Work to complete: Update the records below by changing "sectional view" to "cross-sectional view" and keeping everything else the same. Leave the pictures out of your answer.

----- Entries shown -----

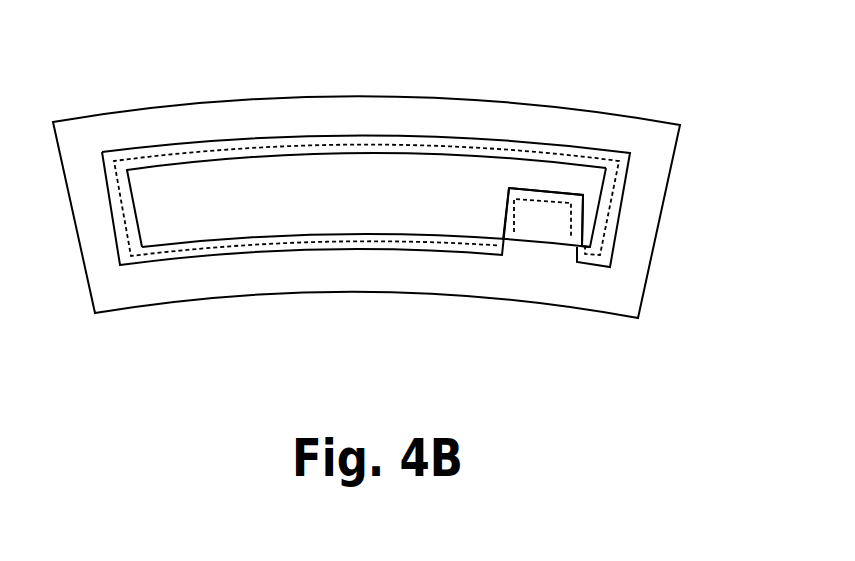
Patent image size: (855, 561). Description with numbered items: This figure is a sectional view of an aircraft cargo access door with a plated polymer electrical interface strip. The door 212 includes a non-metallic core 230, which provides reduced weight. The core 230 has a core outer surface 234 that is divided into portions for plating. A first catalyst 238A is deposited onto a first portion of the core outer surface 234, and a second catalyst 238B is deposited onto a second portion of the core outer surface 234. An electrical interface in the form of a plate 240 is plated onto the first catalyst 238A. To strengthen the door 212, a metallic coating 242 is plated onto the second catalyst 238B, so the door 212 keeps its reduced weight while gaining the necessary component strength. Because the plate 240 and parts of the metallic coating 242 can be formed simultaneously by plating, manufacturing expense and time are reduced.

The door 212 is at (719, 93).
The non-metallic core 230 is at (353, 206).
The core outer surface 234 is at (140, 215).
The first catalyst 238A is at (552, 198).
The second catalyst 238B is at (439, 142).
The plate 240 is at (546, 232).
The metallic coating 242 is at (267, 143).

-----

Exercise solution:
Patent image size: (855, 561). Description with numbered items: This figure is a cross-sectional view of an aircraft cargo access door with a plated polymer electrical interface strip. The door 212 includes a non-metallic core 230, which provides reduced weight. The core 230 has a core outer surface 234 that is divided into portions for plating. A first catalyst 238A is deposited onto a first portion of the core outer surface 234, and a second catalyst 238B is deposited onto a second portion of the core outer surface 234. An electrical interface in the form of a plate 240 is plated onto the first catalyst 238A. To strengthen the door 212, a metallic coating 242 is plated onto the second catalyst 238B, so the door 212 keeps its reduced weight while gaining the necessary component strength. Because the plate 240 and parts of the metallic coating 242 can be formed simultaneously by plating, manufacturing expense and time are reduced.

The door 212 is at (719, 93).
The non-metallic core 230 is at (353, 206).
The core outer surface 234 is at (140, 215).
The first catalyst 238A is at (552, 198).
The second catalyst 238B is at (439, 142).
The plate 240 is at (546, 232).
The metallic coating 242 is at (267, 143).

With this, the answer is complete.